WRITTEN TASK:
Write the data out again exactly, with no pictures.

== EXTRACTED RECORDS

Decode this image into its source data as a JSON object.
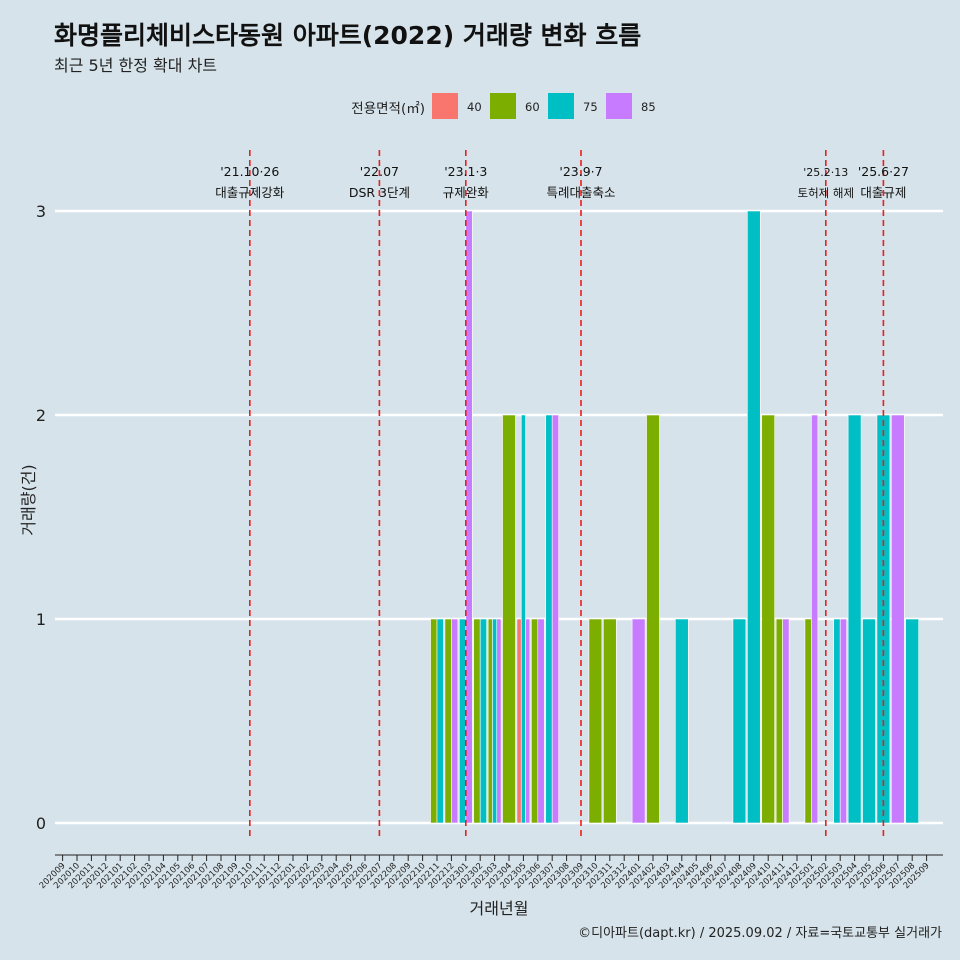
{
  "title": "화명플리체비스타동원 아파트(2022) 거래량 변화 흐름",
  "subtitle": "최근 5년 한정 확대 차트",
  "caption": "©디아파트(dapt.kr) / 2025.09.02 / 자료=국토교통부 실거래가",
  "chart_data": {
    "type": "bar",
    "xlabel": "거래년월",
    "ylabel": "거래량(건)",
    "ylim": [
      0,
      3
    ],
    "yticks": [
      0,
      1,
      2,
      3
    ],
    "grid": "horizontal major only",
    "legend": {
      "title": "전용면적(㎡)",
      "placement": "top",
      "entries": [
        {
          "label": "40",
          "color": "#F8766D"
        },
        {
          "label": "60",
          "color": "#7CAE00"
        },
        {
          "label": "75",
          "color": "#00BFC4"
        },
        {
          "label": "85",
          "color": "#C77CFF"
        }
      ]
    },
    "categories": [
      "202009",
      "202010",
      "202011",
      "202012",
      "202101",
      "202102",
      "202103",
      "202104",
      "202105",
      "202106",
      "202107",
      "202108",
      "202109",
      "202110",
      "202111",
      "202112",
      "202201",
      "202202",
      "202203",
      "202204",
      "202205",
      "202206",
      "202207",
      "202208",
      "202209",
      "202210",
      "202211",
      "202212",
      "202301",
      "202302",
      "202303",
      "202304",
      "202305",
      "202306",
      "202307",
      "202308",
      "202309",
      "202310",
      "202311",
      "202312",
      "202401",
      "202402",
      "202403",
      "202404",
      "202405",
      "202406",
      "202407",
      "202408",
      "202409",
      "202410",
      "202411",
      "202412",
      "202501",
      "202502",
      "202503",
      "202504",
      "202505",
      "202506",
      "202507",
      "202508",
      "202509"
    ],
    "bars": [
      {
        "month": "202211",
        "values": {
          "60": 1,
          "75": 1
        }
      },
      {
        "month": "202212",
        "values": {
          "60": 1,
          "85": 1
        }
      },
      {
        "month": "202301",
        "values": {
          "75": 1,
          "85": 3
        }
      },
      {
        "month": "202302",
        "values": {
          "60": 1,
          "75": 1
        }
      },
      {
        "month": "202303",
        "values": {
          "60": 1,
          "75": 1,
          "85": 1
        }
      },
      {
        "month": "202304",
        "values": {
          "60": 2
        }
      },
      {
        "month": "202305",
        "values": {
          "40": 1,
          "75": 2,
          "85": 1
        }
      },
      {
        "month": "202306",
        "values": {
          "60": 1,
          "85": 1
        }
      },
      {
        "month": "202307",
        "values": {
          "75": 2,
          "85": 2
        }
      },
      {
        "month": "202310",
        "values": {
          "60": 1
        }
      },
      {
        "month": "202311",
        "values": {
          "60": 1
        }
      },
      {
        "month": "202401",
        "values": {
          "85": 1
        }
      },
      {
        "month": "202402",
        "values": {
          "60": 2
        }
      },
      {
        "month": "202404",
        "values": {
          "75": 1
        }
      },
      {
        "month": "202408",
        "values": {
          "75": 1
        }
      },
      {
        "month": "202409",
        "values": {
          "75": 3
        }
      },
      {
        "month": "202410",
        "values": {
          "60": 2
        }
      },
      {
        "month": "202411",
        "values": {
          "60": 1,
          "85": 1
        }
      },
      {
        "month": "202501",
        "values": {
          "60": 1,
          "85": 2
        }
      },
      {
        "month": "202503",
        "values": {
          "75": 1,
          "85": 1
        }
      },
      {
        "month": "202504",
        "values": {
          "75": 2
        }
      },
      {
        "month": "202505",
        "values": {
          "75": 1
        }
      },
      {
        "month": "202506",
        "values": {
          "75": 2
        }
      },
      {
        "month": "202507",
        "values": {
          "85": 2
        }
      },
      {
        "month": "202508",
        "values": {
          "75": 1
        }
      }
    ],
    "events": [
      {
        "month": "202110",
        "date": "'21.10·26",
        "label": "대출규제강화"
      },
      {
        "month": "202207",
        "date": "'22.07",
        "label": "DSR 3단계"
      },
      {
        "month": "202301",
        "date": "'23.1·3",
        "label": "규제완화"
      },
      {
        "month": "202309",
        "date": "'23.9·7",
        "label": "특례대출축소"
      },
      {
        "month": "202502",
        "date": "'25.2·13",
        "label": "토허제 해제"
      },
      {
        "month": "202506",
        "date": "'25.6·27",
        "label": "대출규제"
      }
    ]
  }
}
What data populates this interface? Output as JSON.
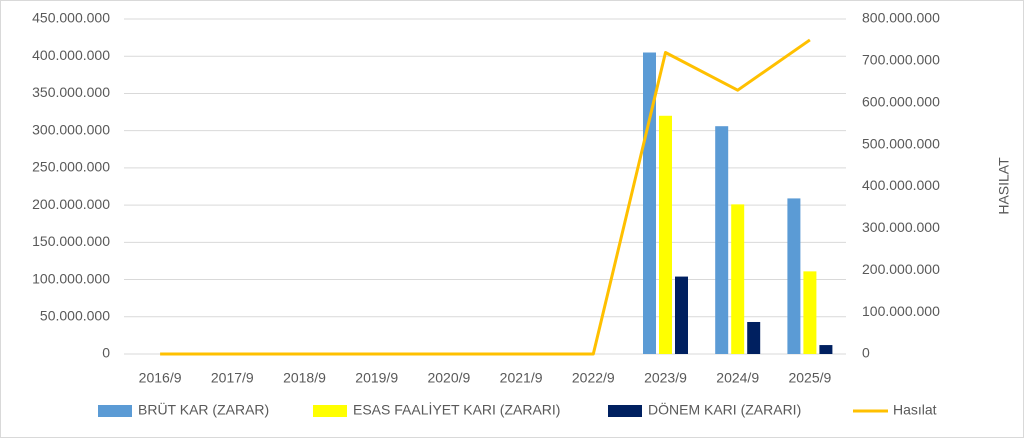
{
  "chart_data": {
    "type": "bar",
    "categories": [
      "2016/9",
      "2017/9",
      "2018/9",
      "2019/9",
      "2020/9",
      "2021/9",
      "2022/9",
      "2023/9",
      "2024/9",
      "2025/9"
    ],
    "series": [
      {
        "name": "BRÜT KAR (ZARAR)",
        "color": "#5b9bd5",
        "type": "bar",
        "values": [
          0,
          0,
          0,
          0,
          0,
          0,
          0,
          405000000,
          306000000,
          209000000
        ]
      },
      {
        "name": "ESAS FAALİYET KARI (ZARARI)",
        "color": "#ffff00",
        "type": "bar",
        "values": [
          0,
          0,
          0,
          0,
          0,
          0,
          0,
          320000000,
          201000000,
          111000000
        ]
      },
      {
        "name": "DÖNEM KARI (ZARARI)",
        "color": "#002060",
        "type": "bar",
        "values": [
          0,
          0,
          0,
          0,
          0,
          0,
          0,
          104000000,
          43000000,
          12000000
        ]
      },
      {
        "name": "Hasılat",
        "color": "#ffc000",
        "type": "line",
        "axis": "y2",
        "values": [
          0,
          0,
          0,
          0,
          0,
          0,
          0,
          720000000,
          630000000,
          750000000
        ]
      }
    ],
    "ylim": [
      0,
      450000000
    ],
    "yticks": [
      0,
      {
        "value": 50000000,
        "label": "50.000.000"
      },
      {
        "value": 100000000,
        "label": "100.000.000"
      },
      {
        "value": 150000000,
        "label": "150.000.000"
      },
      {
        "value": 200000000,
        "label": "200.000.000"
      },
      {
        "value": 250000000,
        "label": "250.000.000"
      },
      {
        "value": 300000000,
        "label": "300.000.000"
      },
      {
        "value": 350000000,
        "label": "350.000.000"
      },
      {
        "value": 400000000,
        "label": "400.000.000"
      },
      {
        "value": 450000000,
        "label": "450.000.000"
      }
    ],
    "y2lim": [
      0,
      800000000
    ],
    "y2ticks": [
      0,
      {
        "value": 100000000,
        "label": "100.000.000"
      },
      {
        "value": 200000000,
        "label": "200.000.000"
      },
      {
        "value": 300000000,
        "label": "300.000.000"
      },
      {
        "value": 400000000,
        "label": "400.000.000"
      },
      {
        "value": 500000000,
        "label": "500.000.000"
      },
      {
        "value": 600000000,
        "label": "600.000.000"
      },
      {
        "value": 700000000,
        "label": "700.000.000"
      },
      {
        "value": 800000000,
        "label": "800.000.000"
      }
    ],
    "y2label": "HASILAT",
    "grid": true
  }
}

====

TASK RESULT:
Decode this image into its source data as a JSON object.
{
  "title": "화명플리체비스타동원 아파트(2022) 거래량 변화 흐름",
  "subtitle": "최근 5년 한정 확대 차트",
  "caption": "©디아파트(dapt.kr) / 2025.09.02 / 자료=국토교통부 실거래가",
  "chart_data": {
    "type": "bar",
    "xlabel": "거래년월",
    "ylabel": "거래량(건)",
    "ylim": [
      0,
      3
    ],
    "yticks": [
      0,
      1,
      2,
      3
    ],
    "grid": "horizontal major only",
    "legend": {
      "title": "전용면적(㎡)",
      "placement": "top",
      "entries": [
        {
          "label": "40",
          "color": "#F8766D"
        },
        {
          "label": "60",
          "color": "#7CAE00"
        },
        {
          "label": "75",
          "color": "#00BFC4"
        },
        {
          "label": "85",
          "color": "#C77CFF"
        }
      ]
    },
    "categories": [
      "202009",
      "202010",
      "202011",
      "202012",
      "202101",
      "202102",
      "202103",
      "202104",
      "202105",
      "202106",
      "202107",
      "202108",
      "202109",
      "202110",
      "202111",
      "202112",
      "202201",
      "202202",
      "202203",
      "202204",
      "202205",
      "202206",
      "202207",
      "202208",
      "202209",
      "202210",
      "202211",
      "202212",
      "202301",
      "202302",
      "202303",
      "202304",
      "202305",
      "202306",
      "202307",
      "202308",
      "202309",
      "202310",
      "202311",
      "202312",
      "202401",
      "202402",
      "202403",
      "202404",
      "202405",
      "202406",
      "202407",
      "202408",
      "202409",
      "202410",
      "202411",
      "202412",
      "202501",
      "202502",
      "202503",
      "202504",
      "202505",
      "202506",
      "202507",
      "202508",
      "202509"
    ],
    "bars": [
      {
        "month": "202211",
        "values": {
          "60": 1,
          "75": 1
        }
      },
      {
        "month": "202212",
        "values": {
          "60": 1,
          "85": 1
        }
      },
      {
        "month": "202301",
        "values": {
          "75": 1,
          "85": 3
        }
      },
      {
        "month": "202302",
        "values": {
          "60": 1,
          "75": 1
        }
      },
      {
        "month": "202303",
        "values": {
          "60": 1,
          "75": 1,
          "85": 1
        }
      },
      {
        "month": "202304",
        "values": {
          "60": 2
        }
      },
      {
        "month": "202305",
        "values": {
          "40": 1,
          "75": 2,
          "85": 1
        }
      },
      {
        "month": "202306",
        "values": {
          "60": 1,
          "85": 1
        }
      },
      {
        "month": "202307",
        "values": {
          "75": 2,
          "85": 2
        }
      },
      {
        "month": "202310",
        "values": {
          "60": 1
        }
      },
      {
        "month": "202311",
        "values": {
          "60": 1
        }
      },
      {
        "month": "202401",
        "values": {
          "85": 1
        }
      },
      {
        "month": "202402",
        "values": {
          "60": 2
        }
      },
      {
        "month": "202404",
        "values": {
          "75": 1
        }
      },
      {
        "month": "202408",
        "values": {
          "75": 1
        }
      },
      {
        "month": "202409",
        "values": {
          "75": 3
        }
      },
      {
        "month": "202410",
        "values": {
          "60": 2
        }
      },
      {
        "month": "202411",
        "values": {
          "60": 1,
          "85": 1
        }
      },
      {
        "month": "202501",
        "values": {
          "60": 1,
          "85": 2
        }
      },
      {
        "month": "202503",
        "values": {
          "75": 1,
          "85": 1
        }
      },
      {
        "month": "202504",
        "values": {
          "75": 2
        }
      },
      {
        "month": "202505",
        "values": {
          "75": 1
        }
      },
      {
        "month": "202506",
        "values": {
          "75": 2
        }
      },
      {
        "month": "202507",
        "values": {
          "85": 2
        }
      },
      {
        "month": "202508",
        "values": {
          "75": 1
        }
      }
    ],
    "events": [
      {
        "month": "202110",
        "date": "'21.10·26",
        "label": "대출규제강화"
      },
      {
        "month": "202207",
        "date": "'22.07",
        "label": "DSR 3단계"
      },
      {
        "month": "202301",
        "date": "'23.1·3",
        "label": "규제완화"
      },
      {
        "month": "202309",
        "date": "'23.9·7",
        "label": "특례대출축소"
      },
      {
        "month": "202502",
        "date": "'25.2·13",
        "label": "토허제 해제"
      },
      {
        "month": "202506",
        "date": "'25.6·27",
        "label": "대출규제"
      }
    ]
  }
}
What data populates this interface? Output as JSON.
{
  "chart_data": {
    "type": "bar",
    "categories": [
      "2016/9",
      "2017/9",
      "2018/9",
      "2019/9",
      "2020/9",
      "2021/9",
      "2022/9",
      "2023/9",
      "2024/9",
      "2025/9"
    ],
    "series": [
      {
        "name": "BRÜT KAR (ZARAR)",
        "color": "#5b9bd5",
        "type": "bar",
        "values": [
          0,
          0,
          0,
          0,
          0,
          0,
          0,
          405000000,
          306000000,
          209000000
        ]
      },
      {
        "name": "ESAS FAALİYET KARI (ZARARI)",
        "color": "#ffff00",
        "type": "bar",
        "values": [
          0,
          0,
          0,
          0,
          0,
          0,
          0,
          320000000,
          201000000,
          111000000
        ]
      },
      {
        "name": "DÖNEM KARI (ZARARI)",
        "color": "#002060",
        "type": "bar",
        "values": [
          0,
          0,
          0,
          0,
          0,
          0,
          0,
          104000000,
          43000000,
          12000000
        ]
      },
      {
        "name": "Hasılat",
        "color": "#ffc000",
        "type": "line",
        "axis": "y2",
        "values": [
          0,
          0,
          0,
          0,
          0,
          0,
          0,
          720000000,
          630000000,
          750000000
        ]
      }
    ],
    "ylim": [
      0,
      450000000
    ],
    "yticks": [
      0,
      {
        "value": 50000000,
        "label": "50.000.000"
      },
      {
        "value": 100000000,
        "label": "100.000.000"
      },
      {
        "value": 150000000,
        "label": "150.000.000"
      },
      {
        "value": 200000000,
        "label": "200.000.000"
      },
      {
        "value": 250000000,
        "label": "250.000.000"
      },
      {
        "value": 300000000,
        "label": "300.000.000"
      },
      {
        "value": 350000000,
        "label": "350.000.000"
      },
      {
        "value": 400000000,
        "label": "400.000.000"
      },
      {
        "value": 450000000,
        "label": "450.000.000"
      }
    ],
    "y2lim": [
      0,
      800000000
    ],
    "y2ticks": [
      0,
      {
        "value": 100000000,
        "label": "100.000.000"
      },
      {
        "value": 200000000,
        "label": "200.000.000"
      },
      {
        "value": 300000000,
        "label": "300.000.000"
      },
      {
        "value": 400000000,
        "label": "400.000.000"
      },
      {
        "value": 500000000,
        "label": "500.000.000"
      },
      {
        "value": 600000000,
        "label": "600.000.000"
      },
      {
        "value": 700000000,
        "label": "700.000.000"
      },
      {
        "value": 800000000,
        "label": "800.000.000"
      }
    ],
    "y2label": "HASILAT",
    "grid": true
  }
}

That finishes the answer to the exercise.